### Set exercise
Copy out every line of the data below without changing a single character.

--- Begin Data shown ---

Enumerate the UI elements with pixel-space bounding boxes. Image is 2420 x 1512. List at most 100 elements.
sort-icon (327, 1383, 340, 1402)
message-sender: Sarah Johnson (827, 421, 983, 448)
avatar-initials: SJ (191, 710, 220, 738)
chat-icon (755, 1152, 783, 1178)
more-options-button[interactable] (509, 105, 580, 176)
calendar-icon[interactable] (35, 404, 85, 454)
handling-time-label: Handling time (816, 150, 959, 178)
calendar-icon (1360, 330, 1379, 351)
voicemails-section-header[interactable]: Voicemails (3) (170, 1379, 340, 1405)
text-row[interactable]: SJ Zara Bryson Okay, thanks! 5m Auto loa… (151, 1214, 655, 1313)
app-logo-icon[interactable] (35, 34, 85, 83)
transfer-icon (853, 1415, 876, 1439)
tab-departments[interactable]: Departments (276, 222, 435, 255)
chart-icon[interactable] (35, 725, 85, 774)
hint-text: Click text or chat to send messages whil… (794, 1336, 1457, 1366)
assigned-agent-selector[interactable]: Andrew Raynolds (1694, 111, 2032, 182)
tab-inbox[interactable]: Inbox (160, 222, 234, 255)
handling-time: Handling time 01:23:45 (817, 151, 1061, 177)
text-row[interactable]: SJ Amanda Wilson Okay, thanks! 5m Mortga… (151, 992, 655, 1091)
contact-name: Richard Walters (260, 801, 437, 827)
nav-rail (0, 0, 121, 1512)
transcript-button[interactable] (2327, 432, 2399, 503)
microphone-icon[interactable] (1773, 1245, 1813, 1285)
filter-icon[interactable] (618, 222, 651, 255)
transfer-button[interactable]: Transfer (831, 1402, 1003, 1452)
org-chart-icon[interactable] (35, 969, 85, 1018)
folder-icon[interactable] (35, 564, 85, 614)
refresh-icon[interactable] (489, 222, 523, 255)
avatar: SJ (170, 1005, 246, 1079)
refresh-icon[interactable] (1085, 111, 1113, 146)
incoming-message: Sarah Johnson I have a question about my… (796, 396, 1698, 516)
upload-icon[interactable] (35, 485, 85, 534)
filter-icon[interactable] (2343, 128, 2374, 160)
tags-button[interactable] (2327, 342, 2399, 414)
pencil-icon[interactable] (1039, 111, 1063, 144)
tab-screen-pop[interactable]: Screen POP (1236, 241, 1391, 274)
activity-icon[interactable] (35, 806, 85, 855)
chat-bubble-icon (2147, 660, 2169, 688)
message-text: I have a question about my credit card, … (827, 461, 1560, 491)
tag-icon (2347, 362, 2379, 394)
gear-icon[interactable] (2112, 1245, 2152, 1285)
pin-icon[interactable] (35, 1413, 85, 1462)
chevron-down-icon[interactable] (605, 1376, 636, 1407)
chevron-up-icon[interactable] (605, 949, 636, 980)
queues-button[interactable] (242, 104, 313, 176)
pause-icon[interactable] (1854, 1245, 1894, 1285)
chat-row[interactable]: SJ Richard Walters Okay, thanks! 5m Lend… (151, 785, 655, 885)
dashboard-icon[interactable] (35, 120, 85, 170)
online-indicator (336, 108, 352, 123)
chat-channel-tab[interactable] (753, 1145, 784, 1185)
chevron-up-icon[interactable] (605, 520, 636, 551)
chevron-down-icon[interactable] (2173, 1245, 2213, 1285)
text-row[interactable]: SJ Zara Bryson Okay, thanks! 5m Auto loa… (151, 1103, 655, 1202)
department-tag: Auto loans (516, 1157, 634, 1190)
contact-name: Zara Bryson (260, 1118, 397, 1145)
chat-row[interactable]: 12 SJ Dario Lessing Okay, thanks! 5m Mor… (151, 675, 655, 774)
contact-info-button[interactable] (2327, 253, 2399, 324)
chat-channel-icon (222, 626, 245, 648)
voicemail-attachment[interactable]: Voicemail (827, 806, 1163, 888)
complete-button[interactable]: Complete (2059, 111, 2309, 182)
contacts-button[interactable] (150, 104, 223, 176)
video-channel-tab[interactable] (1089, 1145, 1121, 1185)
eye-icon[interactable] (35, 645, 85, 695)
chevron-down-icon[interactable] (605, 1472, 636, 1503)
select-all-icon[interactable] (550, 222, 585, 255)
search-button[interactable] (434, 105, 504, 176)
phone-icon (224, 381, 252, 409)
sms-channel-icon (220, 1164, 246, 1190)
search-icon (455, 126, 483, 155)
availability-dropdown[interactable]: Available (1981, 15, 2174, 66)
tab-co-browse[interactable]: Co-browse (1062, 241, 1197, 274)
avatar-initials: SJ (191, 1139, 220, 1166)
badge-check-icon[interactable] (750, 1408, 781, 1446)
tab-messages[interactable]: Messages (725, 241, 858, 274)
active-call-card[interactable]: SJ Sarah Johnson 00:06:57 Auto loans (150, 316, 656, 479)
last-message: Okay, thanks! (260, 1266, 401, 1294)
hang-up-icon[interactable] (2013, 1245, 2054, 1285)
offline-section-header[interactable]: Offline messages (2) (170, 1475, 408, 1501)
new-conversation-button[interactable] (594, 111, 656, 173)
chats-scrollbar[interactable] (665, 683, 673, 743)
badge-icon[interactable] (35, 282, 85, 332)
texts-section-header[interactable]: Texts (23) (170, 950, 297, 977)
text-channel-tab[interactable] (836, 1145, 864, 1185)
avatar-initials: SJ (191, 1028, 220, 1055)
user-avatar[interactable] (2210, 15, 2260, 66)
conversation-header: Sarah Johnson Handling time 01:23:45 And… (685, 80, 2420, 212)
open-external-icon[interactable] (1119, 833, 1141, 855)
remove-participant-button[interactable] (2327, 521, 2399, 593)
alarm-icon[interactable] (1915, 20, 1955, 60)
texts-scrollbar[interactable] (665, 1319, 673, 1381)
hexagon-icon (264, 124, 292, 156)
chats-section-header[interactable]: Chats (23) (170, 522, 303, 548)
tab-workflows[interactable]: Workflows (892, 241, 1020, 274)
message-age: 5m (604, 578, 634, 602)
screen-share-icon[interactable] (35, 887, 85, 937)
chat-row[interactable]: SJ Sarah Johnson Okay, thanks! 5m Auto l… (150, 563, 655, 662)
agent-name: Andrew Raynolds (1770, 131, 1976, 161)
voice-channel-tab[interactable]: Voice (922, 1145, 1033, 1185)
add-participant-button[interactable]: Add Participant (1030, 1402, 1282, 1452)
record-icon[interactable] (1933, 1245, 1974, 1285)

--- End Data shown ---

### Written response
Enumerate the UI elements with pixel-space bounding boxes. Image is 2420 x 1512. List at most 100 elements.
sort-icon (327, 1383, 340, 1402)
message-sender: Sarah Johnson (827, 421, 983, 448)
avatar-initials: SJ (191, 710, 220, 738)
chat-icon (755, 1152, 783, 1178)
more-options-button[interactable] (509, 105, 580, 176)
calendar-icon[interactable] (35, 404, 85, 454)
handling-time-label: Handling time (816, 150, 959, 178)
calendar-icon (1360, 330, 1379, 351)
voicemails-section-header[interactable]: Voicemails (3) (170, 1379, 340, 1405)
text-row[interactable]: SJ Zara Bryson Okay, thanks! 5m Auto loa… (151, 1214, 655, 1313)
app-logo-icon[interactable] (35, 34, 85, 83)
transfer-icon (853, 1415, 876, 1439)
tab-departments[interactable]: Departments (276, 222, 435, 255)
chart-icon[interactable] (35, 725, 85, 774)
hint-text: Click text or chat to send messages whil… (794, 1336, 1457, 1366)
assigned-agent-selector[interactable]: Andrew Raynolds (1694, 111, 2032, 182)
tab-inbox[interactable]: Inbox (160, 222, 234, 255)
handling-time: Handling time 01:23:45 (817, 151, 1061, 177)
text-row[interactable]: SJ Amanda Wilson Okay, thanks! 5m Mortga… (151, 992, 655, 1091)
contact-name: Richard Walters (260, 801, 437, 827)
nav-rail (0, 0, 121, 1512)
transcript-button[interactable] (2327, 432, 2399, 503)
microphone-icon[interactable] (1773, 1245, 1813, 1285)
filter-icon[interactable] (618, 222, 651, 255)
transfer-button[interactable]: Transfer (831, 1402, 1003, 1452)
org-chart-icon[interactable] (35, 969, 85, 1018)
folder-icon[interactable] (35, 564, 85, 614)
refresh-icon[interactable] (489, 222, 523, 255)
avatar: SJ (170, 1005, 246, 1079)
refresh-icon[interactable] (1085, 111, 1113, 146)
incoming-message: Sarah Johnson I have a question about my… (796, 396, 1698, 516)
upload-icon[interactable] (35, 485, 85, 534)
filter-icon[interactable] (2343, 128, 2374, 160)
tags-button[interactable] (2327, 342, 2399, 414)
pencil-icon[interactable] (1039, 111, 1063, 144)
tab-screen-pop[interactable]: Screen POP (1236, 241, 1391, 274)
activity-icon[interactable] (35, 806, 85, 855)
chat-bubble-icon (2147, 660, 2169, 688)
message-text: I have a question about my credit card, … (827, 461, 1560, 491)
tag-icon (2347, 362, 2379, 394)
gear-icon[interactable] (2112, 1245, 2152, 1285)
pin-icon[interactable] (35, 1413, 85, 1462)
chevron-down-icon[interactable] (605, 1376, 636, 1407)
chevron-up-icon[interactable] (605, 949, 636, 980)
queues-button[interactable] (242, 104, 313, 176)
pause-icon[interactable] (1854, 1245, 1894, 1285)
chat-row[interactable]: SJ Richard Walters Okay, thanks! 5m Lend… (151, 785, 655, 885)
dashboard-icon[interactable] (35, 120, 85, 170)
online-indicator (336, 108, 352, 123)
chat-channel-tab[interactable] (753, 1145, 784, 1185)
chevron-up-icon[interactable] (605, 520, 636, 551)
chevron-down-icon[interactable] (2173, 1245, 2213, 1285)
text-row[interactable]: SJ Zara Bryson Okay, thanks! 5m Auto loa… (151, 1103, 655, 1202)
department-tag: Auto loans (516, 1157, 634, 1190)
contact-name: Zara Bryson (260, 1118, 397, 1145)
chat-row[interactable]: 12 SJ Dario Lessing Okay, thanks! 5m Mor… (151, 675, 655, 774)
contact-info-button[interactable] (2327, 253, 2399, 324)
chat-channel-icon (222, 626, 245, 648)
voicemail-attachment[interactable]: Voicemail (827, 806, 1163, 888)
complete-button[interactable]: Complete (2059, 111, 2309, 182)
contacts-button[interactable] (150, 104, 223, 176)
video-channel-tab[interactable] (1089, 1145, 1121, 1185)
eye-icon[interactable] (35, 645, 85, 695)
chevron-down-icon[interactable] (605, 1472, 636, 1503)
select-all-icon[interactable] (550, 222, 585, 255)
search-button[interactable] (434, 105, 504, 176)
phone-icon (224, 381, 252, 409)
sms-channel-icon (220, 1164, 246, 1190)
search-icon (455, 126, 483, 155)
availability-dropdown[interactable]: Available (1981, 15, 2174, 66)
tab-co-browse[interactable]: Co-browse (1062, 241, 1197, 274)
avatar-initials: SJ (191, 1139, 220, 1166)
badge-check-icon[interactable] (750, 1408, 781, 1446)
tab-messages[interactable]: Messages (725, 241, 858, 274)
active-call-card[interactable]: SJ Sarah Johnson 00:06:57 Auto loans (150, 316, 656, 479)
last-message: Okay, thanks! (260, 1266, 401, 1294)
hang-up-icon[interactable] (2013, 1245, 2054, 1285)
offline-section-header[interactable]: Offline messages (2) (170, 1475, 408, 1501)
new-conversation-button[interactable] (594, 111, 656, 173)
chats-scrollbar[interactable] (665, 683, 673, 743)
badge-icon[interactable] (35, 282, 85, 332)
texts-section-header[interactable]: Texts (23) (170, 950, 297, 977)
text-channel-tab[interactable] (836, 1145, 864, 1185)
avatar-initials: SJ (191, 1028, 220, 1055)
user-avatar[interactable] (2210, 15, 2260, 66)
conversation-header: Sarah Johnson Handling time 01:23:45 And… (685, 80, 2420, 212)
open-external-icon[interactable] (1119, 833, 1141, 855)
remove-participant-button[interactable] (2327, 521, 2399, 593)
alarm-icon[interactable] (1915, 20, 1955, 60)
texts-scrollbar[interactable] (665, 1319, 673, 1381)
hexagon-icon (264, 124, 292, 156)
chats-section-header[interactable]: Chats (23) (170, 522, 303, 548)
tab-workflows[interactable]: Workflows (892, 241, 1020, 274)
message-age: 5m (604, 578, 634, 602)
screen-share-icon[interactable] (35, 887, 85, 937)
chat-row[interactable]: SJ Sarah Johnson Okay, thanks! 5m Auto l… (150, 563, 655, 662)
agent-name: Andrew Raynolds (1770, 131, 1976, 161)
voice-channel-tab[interactable]: Voice (922, 1145, 1033, 1185)
add-participant-button[interactable]: Add Participant (1030, 1402, 1282, 1452)
record-icon[interactable] (1933, 1245, 1974, 1285)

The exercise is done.